▸ **WRITTEN EXERCISE 1**: In the passage about the tire turtle below, list the three qualities the team wanted its way of building the playground to have.

--- start of TEXT TO READ ---

Tip-Toeing To The Tire Turtle

It all started two weeks ago. Actually, the ‘mother project’ has been executed several months before, but the hatching of our turtle could be traced back to the first trip to a dump.

Santa Clara dump

Yes, a dump. We (the Rising Minds team) were to construct a playground for very young Guatemalan kids, and we were to do it in a sustainable, cheap, and empowering way. Inspired by endeavors like the “enTIREly fun playgrounds”, we set off into the tangled roads up the mountains and did a little pinchazo (a sort of tire/car parts shop) orientation. In the towns of Santa Clara, San Juan, and surroundings there were quite a few of those ‘shops’ and with equally clueless expressions, their owners promised to let us take their… trash. All we needed were used useless tires that didn’t have any metal stringy parts sticking out of them. Lesson #1: tires have metal in them. Not always, but when they do, they’re not the safest playground building material. And no worries, we figured that way before anyone got hurt.
So with the good word, we counted 22 promised tires and went back home, very satisfied, and very excited to confirm our sandbox/turtle design.

--- end of TEXT TO READ ---
--- start of INPUT RECORDS ---

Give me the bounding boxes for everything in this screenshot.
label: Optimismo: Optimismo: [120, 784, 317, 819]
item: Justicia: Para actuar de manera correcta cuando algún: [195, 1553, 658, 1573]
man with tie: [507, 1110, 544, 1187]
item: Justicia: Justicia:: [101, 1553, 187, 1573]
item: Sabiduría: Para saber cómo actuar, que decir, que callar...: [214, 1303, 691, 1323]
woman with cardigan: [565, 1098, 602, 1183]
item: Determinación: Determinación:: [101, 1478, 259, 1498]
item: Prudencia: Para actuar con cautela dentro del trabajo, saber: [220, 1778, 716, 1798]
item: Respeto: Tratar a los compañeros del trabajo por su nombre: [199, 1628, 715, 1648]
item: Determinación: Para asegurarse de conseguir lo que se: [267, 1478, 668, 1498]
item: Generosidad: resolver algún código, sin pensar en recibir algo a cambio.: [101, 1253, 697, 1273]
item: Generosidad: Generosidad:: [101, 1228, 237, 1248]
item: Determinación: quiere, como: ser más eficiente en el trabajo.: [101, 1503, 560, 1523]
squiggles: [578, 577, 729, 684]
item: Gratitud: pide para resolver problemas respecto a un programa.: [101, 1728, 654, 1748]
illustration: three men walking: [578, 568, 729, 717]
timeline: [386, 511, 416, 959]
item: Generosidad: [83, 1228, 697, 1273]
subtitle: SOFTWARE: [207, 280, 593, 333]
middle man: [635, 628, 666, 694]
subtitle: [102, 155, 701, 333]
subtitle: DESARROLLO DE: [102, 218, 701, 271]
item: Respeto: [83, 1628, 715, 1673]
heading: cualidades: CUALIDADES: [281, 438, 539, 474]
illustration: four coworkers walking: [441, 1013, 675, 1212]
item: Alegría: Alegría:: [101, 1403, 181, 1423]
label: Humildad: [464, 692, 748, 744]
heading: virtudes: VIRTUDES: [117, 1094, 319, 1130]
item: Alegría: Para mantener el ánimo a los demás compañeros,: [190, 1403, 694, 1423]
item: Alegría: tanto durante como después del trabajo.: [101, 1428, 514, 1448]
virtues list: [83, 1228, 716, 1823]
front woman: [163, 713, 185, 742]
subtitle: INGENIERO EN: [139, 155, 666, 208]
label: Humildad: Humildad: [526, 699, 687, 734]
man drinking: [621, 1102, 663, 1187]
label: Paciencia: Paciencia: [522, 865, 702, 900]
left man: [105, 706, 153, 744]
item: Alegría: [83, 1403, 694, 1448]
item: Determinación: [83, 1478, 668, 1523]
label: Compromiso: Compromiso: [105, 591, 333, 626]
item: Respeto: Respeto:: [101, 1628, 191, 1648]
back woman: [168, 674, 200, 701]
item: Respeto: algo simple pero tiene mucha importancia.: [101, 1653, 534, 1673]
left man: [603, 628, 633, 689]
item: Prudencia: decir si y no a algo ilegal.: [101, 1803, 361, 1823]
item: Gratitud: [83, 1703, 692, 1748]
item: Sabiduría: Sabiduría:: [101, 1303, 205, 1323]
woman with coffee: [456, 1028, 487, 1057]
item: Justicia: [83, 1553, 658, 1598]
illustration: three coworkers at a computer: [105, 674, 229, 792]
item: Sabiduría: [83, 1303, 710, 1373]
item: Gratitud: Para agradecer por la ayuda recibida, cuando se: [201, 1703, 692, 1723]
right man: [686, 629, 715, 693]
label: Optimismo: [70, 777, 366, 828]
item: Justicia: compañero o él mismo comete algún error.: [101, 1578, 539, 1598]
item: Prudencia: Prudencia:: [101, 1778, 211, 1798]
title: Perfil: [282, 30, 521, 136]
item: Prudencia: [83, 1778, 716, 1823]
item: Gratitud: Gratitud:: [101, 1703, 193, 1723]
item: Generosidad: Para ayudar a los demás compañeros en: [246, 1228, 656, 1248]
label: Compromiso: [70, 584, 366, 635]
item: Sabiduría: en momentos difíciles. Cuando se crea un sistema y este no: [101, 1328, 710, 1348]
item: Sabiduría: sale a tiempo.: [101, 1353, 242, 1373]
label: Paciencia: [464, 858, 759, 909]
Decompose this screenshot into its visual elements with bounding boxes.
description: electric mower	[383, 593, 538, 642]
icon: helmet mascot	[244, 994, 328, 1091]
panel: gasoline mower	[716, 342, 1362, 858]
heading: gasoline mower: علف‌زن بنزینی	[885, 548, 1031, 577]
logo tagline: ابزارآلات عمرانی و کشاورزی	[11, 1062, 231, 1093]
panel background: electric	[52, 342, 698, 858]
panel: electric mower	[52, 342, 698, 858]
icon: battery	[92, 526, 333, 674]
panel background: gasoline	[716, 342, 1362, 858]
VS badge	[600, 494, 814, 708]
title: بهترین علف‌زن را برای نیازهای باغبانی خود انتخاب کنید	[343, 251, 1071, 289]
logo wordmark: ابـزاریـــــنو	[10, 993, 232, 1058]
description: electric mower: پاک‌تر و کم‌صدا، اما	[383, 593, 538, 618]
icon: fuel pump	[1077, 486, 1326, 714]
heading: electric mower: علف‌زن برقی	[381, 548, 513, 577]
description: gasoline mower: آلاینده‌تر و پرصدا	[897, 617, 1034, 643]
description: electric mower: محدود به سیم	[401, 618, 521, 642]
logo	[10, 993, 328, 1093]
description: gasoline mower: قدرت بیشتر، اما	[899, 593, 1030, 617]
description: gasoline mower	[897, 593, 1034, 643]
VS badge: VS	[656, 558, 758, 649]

--- end of INPUT RECORDS ---

▸ **WRITTEN EXERCISE 2**: Copy the records word for word, from the first line of the records through the line containing "subtitle: INGENIERO EN: [139, 155, 666, 208]".

▸ **TASK RESPONSE 1**:
- sustainable
- cheap
- empowering

▸ **TASK RESPONSE 2**:
Give me the bounding boxes for everything in this screenshot.
label: Optimismo: Optimismo: [120, 784, 317, 819]
item: Justicia: Para actuar de manera correcta cuando algún: [195, 1553, 658, 1573]
man with tie: [507, 1110, 544, 1187]
item: Justicia: Justicia:: [101, 1553, 187, 1573]
item: Sabiduría: Para saber cómo actuar, que decir, que callar...: [214, 1303, 691, 1323]
woman with cardigan: [565, 1098, 602, 1183]
item: Determinación: Determinación:: [101, 1478, 259, 1498]
item: Prudencia: Para actuar con cautela dentro del trabajo, saber: [220, 1778, 716, 1798]
item: Respeto: Tratar a los compañeros del trabajo por su nombre: [199, 1628, 715, 1648]
item: Determinación: Para asegurarse de conseguir lo que se: [267, 1478, 668, 1498]
item: Generosidad: resolver algún código, sin pensar en recibir algo a cambio.: [101, 1253, 697, 1273]
item: Generosidad: Generosidad:: [101, 1228, 237, 1248]
item: Determinación: quiere, como: ser más eficiente en el trabajo.: [101, 1503, 560, 1523]
squiggles: [578, 577, 729, 684]
item: Gratitud: pide para resolver problemas respecto a un programa.: [101, 1728, 654, 1748]
illustration: three men walking: [578, 568, 729, 717]
timeline: [386, 511, 416, 959]
item: Generosidad: [83, 1228, 697, 1273]
subtitle: SOFTWARE: [207, 280, 593, 333]
middle man: [635, 628, 666, 694]
subtitle: [102, 155, 701, 333]
subtitle: DESARROLLO DE: [102, 218, 701, 271]
item: Respeto: [83, 1628, 715, 1673]
heading: cualidades: CUALIDADES: [281, 438, 539, 474]
illustration: four coworkers walking: [441, 1013, 675, 1212]
item: Alegría: Alegría:: [101, 1403, 181, 1423]
label: Humildad: [464, 692, 748, 744]
heading: virtudes: VIRTUDES: [117, 1094, 319, 1130]
item: Alegría: Para mantener el ánimo a los demás compañeros,: [190, 1403, 694, 1423]
item: Alegría: tanto durante como después del trabajo.: [101, 1428, 514, 1448]
virtues list: [83, 1228, 716, 1823]
front woman: [163, 713, 185, 742]
subtitle: INGENIERO EN: [139, 155, 666, 208]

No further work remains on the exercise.